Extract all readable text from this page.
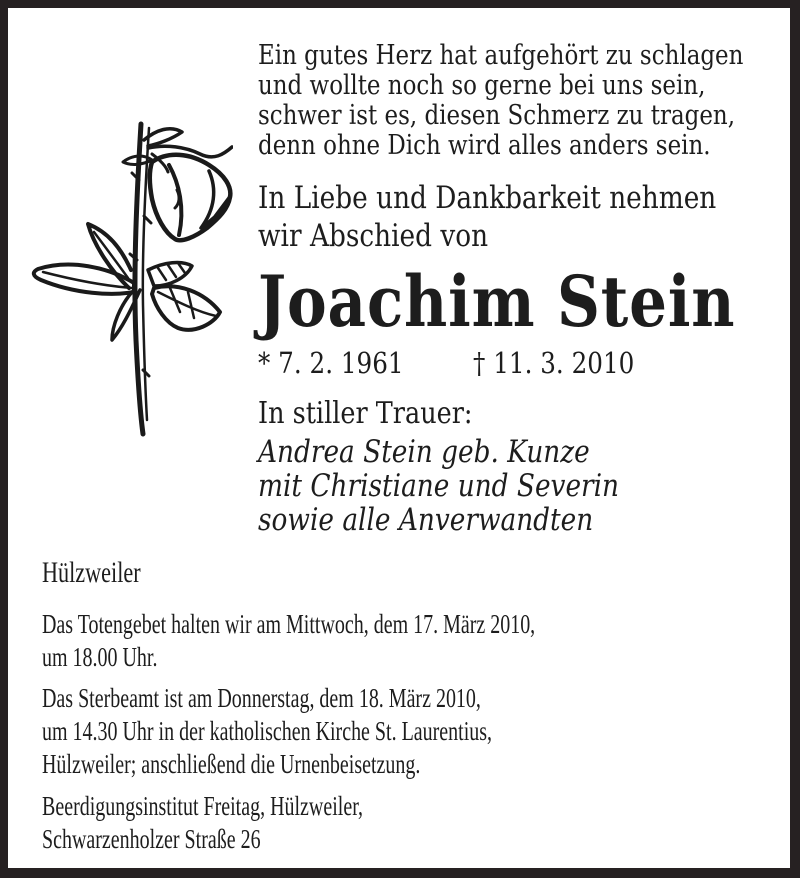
Ein gutes Herz hat aufgehört zu schlagen
und wollte noch so gerne bei uns sein,
schwer ist es, diesen Schmerz zu tragen,
denn ohne Dich wird alles anders sein.

In Liebe und Dankbarkeit nehmen
wir Abschied von

Joachim Stein

* 7. 2. 1961 † 11. 3. 2010

In stiller Trauer:

Andrea Stein geb. Kunze
mit Christiane und Severin
sowie alle Anverwandten

Hülzweiler

Das Totengebet halten wir am Mittwoch, dem 17. März 2010,
um 18.00 Uhr.

Das Sterbeamt ist am Donnerstag, dem 18. März 2010,
um 14.30 Uhr in der katholischen Kirche St. Laurentius,
Hülzweiler; anschließend die Urnenbeisetzung.

Beerdigungsinstitut Freitag, Hülzweiler,
Schwarzenholzer Straße 26
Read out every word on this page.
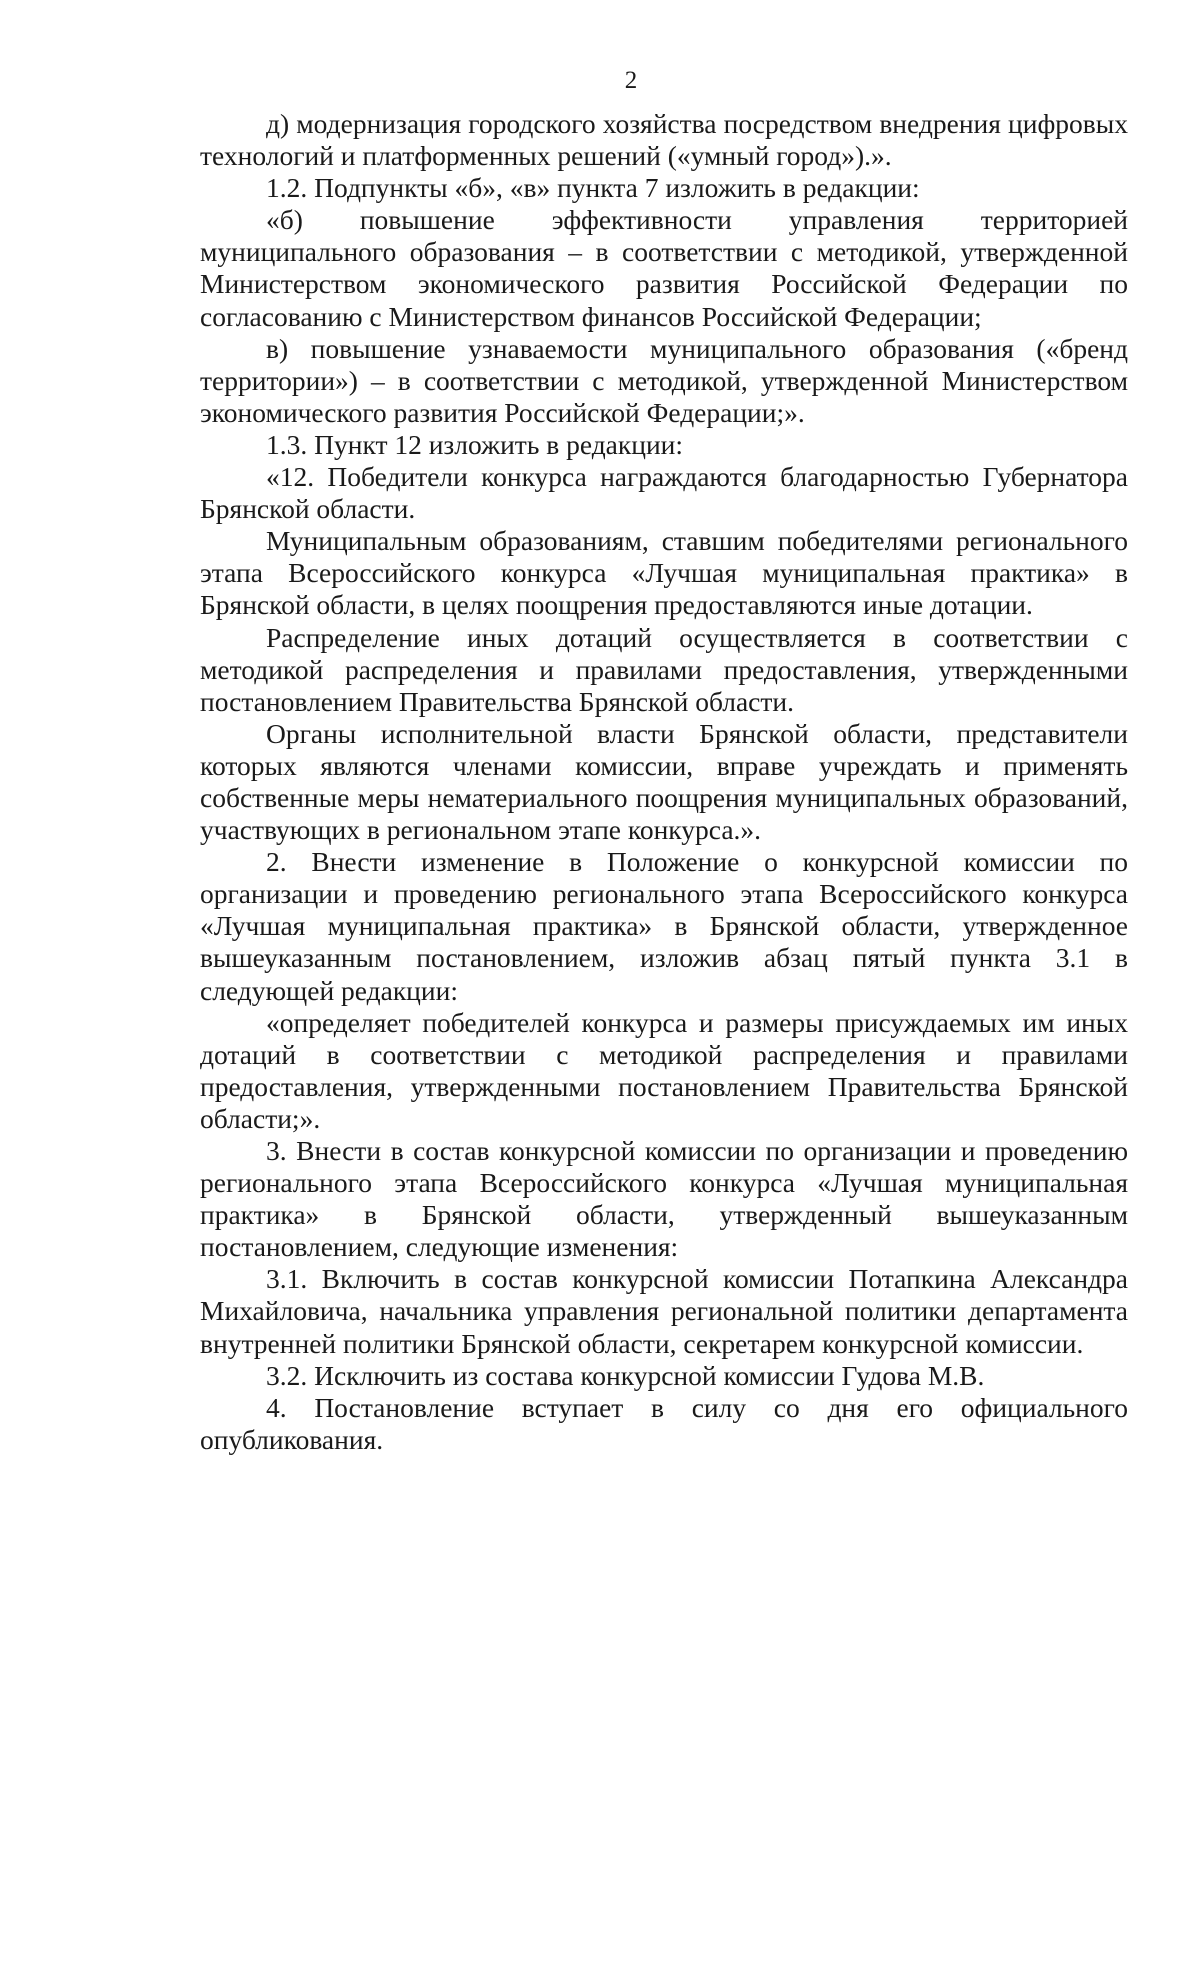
2

д) модернизация городского хозяйства посредством внедрения цифровых технологий и платформенных решений («умный город»).».

1.2. Подпункты «б», «в» пункта 7 изложить в редакции:

«б) повышение эффективности управления территорией муниципального образования – в соответствии с методикой, утвержденной Министерством экономического развития Российской Федерации по согласованию с Министерством финансов Российской Федерации;

в) повышение узнаваемости муниципального образования («бренд территории») – в соответствии с методикой, утвержденной Министерством экономического развития Российской Федерации;».

1.3. Пункт 12 изложить в редакции:

«12. Победители конкурса награждаются благодарностью Губернатора Брянской области.

Муниципальным образованиям, ставшим победителями регионального этапа Всероссийского конкурса «Лучшая муниципальная практика» в Брянской области, в целях поощрения предоставляются иные дотации.

Распределение иных дотаций осуществляется в соответствии с методикой распределения и правилами предоставления, утвержденными постановлением Правительства Брянской области.

Органы исполнительной власти Брянской области, представители которых являются членами комиссии, вправе учреждать и применять собственные меры нематериального поощрения муниципальных образований, участвующих в региональном этапе конкурса.».

2. Внести изменение в Положение о конкурсной комиссии по организации и проведению регионального этапа Всероссийского конкурса «Лучшая муниципальная практика» в Брянской области, утвержденное вышеуказанным постановлением, изложив абзац пятый пункта 3.1 в следующей редакции:

«определяет победителей конкурса и размеры присуждаемых им иных дотаций в соответствии с методикой распределения и правилами предоставления, утвержденными постановлением Правительства Брянской области;».

3. Внести в состав конкурсной комиссии по организации и проведению регионального этапа Всероссийского конкурса «Лучшая муниципальная практика» в Брянской области, утвержденный вышеуказанным постановлением, следующие изменения:

3.1. Включить в состав конкурсной комиссии Потапкина Александра Михайловича, начальника управления региональной политики департамента внутренней политики Брянской области, секретарем конкурсной комиссии.

3.2. Исключить из состава конкурсной комиссии Гудова М.В.

4. Постановление вступает в силу со дня его официального опубликования.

• [SHORT PROBLEM] Check each line above for the string "управления", then copy the ones that have it.

• [EXERCISE RESPONSE]
«б) повышение эффективности управления территорией муниципального образования – в соответствии с методикой, утвержденной Министерством экономического развития Российской Федерации по согласованию с Министерством финансов Российской Федерации;
3.1. Включить в состав конкурсной комиссии Потапкина Александра Михайловича, начальника управления региональной политики департамента внутренней политики Брянской области, секретарем конкурсной комиссии.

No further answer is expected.